Prompt: Continue the article on Adblock Plus selling acceptable ads, starting after its final paragraph.

Text:
Adblock Plus Is Selling 'Acceptable' Ads (But You Can Still Block Them)
Adblock Plus, a tool that has made a name for itself by offering over 100 million consumers the ability to block online advertisements, is explanding its efforts in a counterintuitive territory: selling ads. For several years, parent company Eyeo GmbH has run a tidy little business by collecting fees on "acceptable" ads it allows to slip through its filters (users can block them by adjusting the program's settings), a practice that has been criticized by the ad industry and some publishers as a high-tech protection racket. Now, Eyeo is scaling up, with an automated ad marketplace that will let any publisher include "acceptable" ads on their site.
How does it work? In collaboration with ad tech firm ComboTag, the Acceptable Ads Platform will allow websites and blogs to curate “acceptable” ads to place on their sites. These ads would, in theory, be less disruptive to users.
“There are two ecosystems of online consumers out there right now: the one composed of people who block intrusive ads and the other where people do not,” said Eyeo Chief Executive Till Faida in a statement. “The Acceptable Ads Platform lets publishers reach the former group without changing anything about how they’re reaching the latter.”
According to Ben Williams, Adblock Plus’ operations and communications director, both “ecosystems” can be monetized with the new platform.
“It allows you to treat the two different ecosystems completely differently and monetize each one,” Williams told The Verge. “And crucially, monetize the ad blockers on on their own terms.”

[Document layout detection data]

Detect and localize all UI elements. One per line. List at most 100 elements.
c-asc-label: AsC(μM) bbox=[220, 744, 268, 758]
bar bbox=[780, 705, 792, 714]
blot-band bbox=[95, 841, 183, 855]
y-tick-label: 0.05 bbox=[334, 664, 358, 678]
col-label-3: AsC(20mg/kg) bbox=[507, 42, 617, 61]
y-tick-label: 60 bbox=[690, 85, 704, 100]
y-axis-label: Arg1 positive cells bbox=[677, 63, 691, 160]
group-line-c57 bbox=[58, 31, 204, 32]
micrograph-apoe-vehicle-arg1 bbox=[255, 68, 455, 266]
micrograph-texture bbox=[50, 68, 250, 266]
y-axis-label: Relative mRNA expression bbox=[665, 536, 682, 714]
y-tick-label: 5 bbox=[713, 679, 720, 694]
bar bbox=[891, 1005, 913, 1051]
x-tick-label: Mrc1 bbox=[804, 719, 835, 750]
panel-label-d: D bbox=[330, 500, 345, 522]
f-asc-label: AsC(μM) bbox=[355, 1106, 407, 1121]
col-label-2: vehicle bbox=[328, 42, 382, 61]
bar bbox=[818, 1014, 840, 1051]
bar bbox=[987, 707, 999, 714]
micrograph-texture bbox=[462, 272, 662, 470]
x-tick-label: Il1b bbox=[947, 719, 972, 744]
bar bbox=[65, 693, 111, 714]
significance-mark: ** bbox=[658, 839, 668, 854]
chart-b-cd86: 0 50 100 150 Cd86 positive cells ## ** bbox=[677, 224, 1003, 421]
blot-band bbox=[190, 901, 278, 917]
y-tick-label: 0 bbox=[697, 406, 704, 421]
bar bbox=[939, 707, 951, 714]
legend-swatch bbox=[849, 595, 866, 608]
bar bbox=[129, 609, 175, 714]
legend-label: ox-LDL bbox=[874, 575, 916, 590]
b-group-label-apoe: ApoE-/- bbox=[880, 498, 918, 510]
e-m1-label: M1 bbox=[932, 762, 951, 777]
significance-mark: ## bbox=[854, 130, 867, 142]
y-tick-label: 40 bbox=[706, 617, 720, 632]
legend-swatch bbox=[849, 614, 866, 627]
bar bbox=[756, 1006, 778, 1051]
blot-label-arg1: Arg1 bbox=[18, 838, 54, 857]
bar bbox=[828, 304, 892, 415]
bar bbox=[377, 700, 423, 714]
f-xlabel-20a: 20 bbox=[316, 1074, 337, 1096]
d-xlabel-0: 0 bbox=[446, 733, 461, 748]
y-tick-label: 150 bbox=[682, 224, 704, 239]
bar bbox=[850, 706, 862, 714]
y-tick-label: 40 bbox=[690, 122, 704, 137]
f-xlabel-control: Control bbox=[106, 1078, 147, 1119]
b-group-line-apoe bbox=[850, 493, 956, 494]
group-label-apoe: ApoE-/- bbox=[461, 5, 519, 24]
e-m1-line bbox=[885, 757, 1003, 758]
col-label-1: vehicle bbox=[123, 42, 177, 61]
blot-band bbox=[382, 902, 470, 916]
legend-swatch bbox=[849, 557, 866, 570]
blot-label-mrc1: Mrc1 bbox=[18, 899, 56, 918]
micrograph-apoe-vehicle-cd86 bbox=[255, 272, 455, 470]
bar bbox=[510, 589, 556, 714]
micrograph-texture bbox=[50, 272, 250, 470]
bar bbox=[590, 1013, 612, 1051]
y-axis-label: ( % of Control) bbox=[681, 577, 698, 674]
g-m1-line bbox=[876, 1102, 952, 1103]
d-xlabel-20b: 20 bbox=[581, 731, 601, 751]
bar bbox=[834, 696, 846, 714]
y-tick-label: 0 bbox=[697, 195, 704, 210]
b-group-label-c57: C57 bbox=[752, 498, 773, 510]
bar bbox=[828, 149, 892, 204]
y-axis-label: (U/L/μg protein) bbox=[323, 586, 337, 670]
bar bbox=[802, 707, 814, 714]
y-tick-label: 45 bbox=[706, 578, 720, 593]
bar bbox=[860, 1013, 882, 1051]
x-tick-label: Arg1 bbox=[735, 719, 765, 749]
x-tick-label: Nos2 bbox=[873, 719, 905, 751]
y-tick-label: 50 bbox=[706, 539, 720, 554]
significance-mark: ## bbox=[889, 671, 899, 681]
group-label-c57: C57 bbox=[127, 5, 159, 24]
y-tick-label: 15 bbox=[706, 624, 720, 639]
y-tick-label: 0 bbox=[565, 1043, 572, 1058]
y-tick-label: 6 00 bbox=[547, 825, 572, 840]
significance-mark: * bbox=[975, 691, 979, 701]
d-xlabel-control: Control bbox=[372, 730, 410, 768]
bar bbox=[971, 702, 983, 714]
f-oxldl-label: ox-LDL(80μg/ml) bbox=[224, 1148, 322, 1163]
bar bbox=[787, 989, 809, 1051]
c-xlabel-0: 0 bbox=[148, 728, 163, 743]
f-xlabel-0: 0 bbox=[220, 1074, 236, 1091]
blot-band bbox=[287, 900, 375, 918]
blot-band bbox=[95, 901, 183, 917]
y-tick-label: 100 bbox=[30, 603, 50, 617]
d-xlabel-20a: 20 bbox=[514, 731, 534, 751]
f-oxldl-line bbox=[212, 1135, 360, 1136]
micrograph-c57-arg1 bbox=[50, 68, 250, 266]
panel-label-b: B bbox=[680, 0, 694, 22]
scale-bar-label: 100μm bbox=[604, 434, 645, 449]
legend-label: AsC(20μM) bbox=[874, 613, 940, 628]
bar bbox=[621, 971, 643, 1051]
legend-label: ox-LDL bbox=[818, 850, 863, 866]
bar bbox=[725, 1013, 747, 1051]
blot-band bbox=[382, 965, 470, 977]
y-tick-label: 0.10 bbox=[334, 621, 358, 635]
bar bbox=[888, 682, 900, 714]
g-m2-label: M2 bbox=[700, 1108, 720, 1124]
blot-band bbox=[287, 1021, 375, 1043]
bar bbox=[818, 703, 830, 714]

Reply to the exercise:
According to research commissioned by the Interactive Advertising Bureau (IAB), an advertising business organization, over a quarter of internet users in the U.S. use an online ad-blocking software on their desktop computers.
Not surprisingly, the IAB is not on board.
“No matter how Adblock Plus tries to justify their form of extortion, or make it seem harmless, it is a practice that will continue to erode the value exchange that powers the free and open Internet,” said IAB public policy chief Dave Grimaldi in a statement.
Eyeo sees things differently.
"Ad blocking would have happened with or without us,” Williams told The Verge. “What we were able to do is try and reverse the spread of 100 percent black-and-white ad blocking, blocking everything ... Acceptable ads was a pivot toward what we think is better.”
ComboTag CEO Guy Tytunovich told The Journal that the ad marketplace has been in beta for a month with a dozen publisher sites and during this time, prices of ads sold on Google and AppNexus have “skyrocketed.” According to Tytunovich, the price hike in ads is due to the demand for targeting tech savvy users, who, for the record, still have the option to block all ads if that is what they want.